Saved entries
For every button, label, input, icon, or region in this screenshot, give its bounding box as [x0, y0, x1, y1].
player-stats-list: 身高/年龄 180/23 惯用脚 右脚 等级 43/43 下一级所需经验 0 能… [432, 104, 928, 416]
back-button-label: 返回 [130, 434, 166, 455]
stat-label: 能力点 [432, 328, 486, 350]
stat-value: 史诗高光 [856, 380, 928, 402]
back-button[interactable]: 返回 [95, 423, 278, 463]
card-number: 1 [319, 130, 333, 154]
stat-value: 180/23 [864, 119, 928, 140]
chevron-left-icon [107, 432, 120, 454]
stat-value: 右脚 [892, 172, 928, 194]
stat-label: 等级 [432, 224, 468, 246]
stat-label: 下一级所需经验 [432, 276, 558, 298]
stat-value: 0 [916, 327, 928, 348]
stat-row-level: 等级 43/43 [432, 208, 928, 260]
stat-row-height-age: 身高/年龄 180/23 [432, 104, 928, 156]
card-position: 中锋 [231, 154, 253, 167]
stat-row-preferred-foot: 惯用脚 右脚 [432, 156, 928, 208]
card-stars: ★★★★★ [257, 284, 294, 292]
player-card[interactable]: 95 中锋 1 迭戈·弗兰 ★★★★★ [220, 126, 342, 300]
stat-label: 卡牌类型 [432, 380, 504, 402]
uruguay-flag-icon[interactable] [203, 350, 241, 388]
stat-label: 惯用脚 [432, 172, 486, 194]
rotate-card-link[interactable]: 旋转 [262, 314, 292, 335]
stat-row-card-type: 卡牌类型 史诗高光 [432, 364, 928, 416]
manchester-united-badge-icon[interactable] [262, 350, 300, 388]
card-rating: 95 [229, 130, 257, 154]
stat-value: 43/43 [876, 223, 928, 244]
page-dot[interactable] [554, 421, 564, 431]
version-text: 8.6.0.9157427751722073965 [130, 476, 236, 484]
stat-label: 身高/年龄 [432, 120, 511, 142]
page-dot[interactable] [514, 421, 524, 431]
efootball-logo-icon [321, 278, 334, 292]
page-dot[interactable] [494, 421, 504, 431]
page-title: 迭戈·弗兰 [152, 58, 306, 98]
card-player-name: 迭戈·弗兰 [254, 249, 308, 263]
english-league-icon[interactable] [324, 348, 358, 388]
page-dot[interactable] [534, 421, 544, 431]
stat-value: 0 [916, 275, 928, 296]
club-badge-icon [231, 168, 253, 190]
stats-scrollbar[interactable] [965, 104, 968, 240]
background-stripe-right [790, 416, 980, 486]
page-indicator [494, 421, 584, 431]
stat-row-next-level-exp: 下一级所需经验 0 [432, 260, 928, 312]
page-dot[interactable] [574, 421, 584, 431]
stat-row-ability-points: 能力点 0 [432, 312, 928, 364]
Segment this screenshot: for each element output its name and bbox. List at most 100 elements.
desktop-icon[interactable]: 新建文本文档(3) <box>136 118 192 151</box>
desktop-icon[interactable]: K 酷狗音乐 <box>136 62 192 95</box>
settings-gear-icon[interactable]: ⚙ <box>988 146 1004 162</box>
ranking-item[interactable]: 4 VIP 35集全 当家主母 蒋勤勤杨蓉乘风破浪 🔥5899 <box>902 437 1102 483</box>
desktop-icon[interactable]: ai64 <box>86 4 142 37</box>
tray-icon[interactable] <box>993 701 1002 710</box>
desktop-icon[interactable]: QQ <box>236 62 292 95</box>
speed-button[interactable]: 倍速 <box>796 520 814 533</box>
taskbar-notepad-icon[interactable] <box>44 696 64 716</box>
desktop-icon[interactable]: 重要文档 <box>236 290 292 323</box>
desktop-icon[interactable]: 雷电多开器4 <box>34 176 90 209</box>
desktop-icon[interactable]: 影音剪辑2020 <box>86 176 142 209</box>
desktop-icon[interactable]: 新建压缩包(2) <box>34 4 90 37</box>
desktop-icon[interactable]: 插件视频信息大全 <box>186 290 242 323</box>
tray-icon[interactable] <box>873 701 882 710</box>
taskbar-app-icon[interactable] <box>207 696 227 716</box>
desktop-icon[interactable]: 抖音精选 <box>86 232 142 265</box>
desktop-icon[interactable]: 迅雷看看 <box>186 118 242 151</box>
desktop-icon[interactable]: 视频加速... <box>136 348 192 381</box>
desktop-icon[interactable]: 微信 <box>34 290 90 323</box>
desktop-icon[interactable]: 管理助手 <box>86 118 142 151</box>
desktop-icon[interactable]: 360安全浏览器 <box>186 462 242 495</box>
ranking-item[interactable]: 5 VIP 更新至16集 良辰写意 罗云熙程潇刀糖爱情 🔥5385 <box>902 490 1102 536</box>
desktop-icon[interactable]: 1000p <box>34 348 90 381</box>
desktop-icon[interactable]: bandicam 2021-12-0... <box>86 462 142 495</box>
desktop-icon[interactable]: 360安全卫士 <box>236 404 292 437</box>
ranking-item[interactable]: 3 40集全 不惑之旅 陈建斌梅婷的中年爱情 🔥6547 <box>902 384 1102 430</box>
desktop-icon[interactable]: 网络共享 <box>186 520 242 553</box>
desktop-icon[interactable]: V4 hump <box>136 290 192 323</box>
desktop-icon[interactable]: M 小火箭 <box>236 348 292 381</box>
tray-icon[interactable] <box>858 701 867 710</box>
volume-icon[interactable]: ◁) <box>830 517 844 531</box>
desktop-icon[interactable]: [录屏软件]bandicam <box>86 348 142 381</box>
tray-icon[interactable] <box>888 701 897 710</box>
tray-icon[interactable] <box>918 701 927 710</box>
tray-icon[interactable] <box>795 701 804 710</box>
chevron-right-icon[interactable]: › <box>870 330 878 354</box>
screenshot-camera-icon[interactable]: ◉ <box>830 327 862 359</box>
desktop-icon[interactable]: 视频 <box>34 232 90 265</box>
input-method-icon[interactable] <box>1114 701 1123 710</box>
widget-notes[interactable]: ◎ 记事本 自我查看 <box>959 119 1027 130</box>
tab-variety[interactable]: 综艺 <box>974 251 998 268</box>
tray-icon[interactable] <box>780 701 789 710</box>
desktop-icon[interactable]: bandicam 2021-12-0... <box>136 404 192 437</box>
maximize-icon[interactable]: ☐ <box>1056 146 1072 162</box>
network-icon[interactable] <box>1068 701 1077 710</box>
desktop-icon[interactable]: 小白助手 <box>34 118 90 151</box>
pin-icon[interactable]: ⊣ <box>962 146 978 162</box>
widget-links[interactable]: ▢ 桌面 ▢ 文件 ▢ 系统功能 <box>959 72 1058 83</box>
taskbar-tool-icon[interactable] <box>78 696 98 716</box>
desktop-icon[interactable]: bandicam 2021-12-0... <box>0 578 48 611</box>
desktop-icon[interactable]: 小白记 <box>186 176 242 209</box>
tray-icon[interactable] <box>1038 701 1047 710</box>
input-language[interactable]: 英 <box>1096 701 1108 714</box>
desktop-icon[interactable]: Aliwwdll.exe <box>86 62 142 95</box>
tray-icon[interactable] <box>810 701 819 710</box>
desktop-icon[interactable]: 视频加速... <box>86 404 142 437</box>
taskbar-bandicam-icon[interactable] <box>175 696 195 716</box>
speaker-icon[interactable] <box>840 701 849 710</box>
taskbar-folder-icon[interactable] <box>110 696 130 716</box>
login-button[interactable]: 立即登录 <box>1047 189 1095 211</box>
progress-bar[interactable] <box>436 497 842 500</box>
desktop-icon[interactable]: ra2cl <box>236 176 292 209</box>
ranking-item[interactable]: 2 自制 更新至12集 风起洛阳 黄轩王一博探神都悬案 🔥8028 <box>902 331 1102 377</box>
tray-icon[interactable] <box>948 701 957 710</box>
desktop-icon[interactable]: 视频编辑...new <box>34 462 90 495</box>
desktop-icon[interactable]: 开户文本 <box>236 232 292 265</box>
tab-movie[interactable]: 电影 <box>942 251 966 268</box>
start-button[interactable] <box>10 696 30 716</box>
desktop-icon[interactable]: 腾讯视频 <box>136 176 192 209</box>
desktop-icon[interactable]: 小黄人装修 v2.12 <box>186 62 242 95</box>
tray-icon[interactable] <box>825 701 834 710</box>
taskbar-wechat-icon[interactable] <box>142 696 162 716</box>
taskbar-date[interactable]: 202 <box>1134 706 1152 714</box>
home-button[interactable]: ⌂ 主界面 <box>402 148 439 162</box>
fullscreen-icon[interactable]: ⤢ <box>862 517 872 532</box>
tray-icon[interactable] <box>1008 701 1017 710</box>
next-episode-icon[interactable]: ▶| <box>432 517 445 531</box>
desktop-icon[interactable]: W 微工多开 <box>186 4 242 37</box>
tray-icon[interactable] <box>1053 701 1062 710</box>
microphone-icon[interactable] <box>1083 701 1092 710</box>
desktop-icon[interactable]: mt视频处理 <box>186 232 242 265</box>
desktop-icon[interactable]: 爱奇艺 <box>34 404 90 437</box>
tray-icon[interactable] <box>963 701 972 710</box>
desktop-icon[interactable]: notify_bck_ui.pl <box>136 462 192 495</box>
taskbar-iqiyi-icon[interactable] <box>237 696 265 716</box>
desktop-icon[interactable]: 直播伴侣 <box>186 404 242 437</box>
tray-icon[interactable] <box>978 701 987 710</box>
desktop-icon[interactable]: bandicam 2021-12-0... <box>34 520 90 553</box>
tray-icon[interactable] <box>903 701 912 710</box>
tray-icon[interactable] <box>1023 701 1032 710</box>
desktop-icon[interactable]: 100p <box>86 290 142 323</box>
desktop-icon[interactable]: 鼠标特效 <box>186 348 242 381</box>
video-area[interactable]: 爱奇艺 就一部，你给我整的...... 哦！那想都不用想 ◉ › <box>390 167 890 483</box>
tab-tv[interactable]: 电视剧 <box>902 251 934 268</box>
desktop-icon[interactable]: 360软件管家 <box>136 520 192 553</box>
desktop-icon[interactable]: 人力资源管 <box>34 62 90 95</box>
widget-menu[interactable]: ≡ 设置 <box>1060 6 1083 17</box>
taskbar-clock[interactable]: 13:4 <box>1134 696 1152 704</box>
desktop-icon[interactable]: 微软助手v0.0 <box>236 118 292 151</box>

§ **The exercise**: Recast the items, from the start of the records through the line containing "manchester-united-badge-icon[interactable] [262, 350, 300, 388]", inclusive, as a JSON list of strings with one string per line and blank lines left out.

§ **Correct result**:
[
  "For every button, label, input, icon, or region in this screenshot, give its bounding box as [x0, y0, x1, y1].",
  "player-stats-list: 身高/年龄 180/23 惯用脚 右脚 等级 43/43 下一级所需经验 0 能… [432, 104, 928, 416]",
  "back-button-label: 返回 [130, 434, 166, 455]",
  "stat-label: 能力点 [432, 328, 486, 350]",
  "stat-value: 史诗高光 [856, 380, 928, 402]",
  "back-button[interactable]: 返回 [95, 423, 278, 463]",
  "card-number: 1 [319, 130, 333, 154]",
  "stat-value: 180/23 [864, 119, 928, 140]",
  "chevron-left-icon [107, 432, 120, 454]",
  "stat-value: 右脚 [892, 172, 928, 194]",
  "stat-label: 等级 [432, 224, 468, 246]",
  "stat-label: 下一级所需经验 [432, 276, 558, 298]",
  "stat-value: 0 [916, 327, 928, 348]",
  "stat-row-level: 等级 43/43 [432, 208, 928, 260]",
  "stat-row-height-age: 身高/年龄 180/23 [432, 104, 928, 156]",
  "card-position: 中锋 [231, 154, 253, 167]",
  "stat-row-preferred-foot: 惯用脚 右脚 [432, 156, 928, 208]",
  "card-stars: ★★★★★ [257, 284, 294, 292]",
  "player-card[interactable]: 95 中锋 1 迭戈·弗兰 ★★★★★ [220, 126, 342, 300]",
  "stat-label: 卡牌类型 [432, 380, 504, 402]",
  "uruguay-flag-icon[interactable] [203, 350, 241, 388]",
  "stat-label: 惯用脚 [432, 172, 486, 194]",
  "rotate-card-link[interactable]: 旋转 [262, 314, 292, 335]",
  "stat-row-card-type: 卡牌类型 史诗高光 [432, 364, 928, 416]",
  "manchester-united-badge-icon[interactable] [262, 350, 300, 388]"
]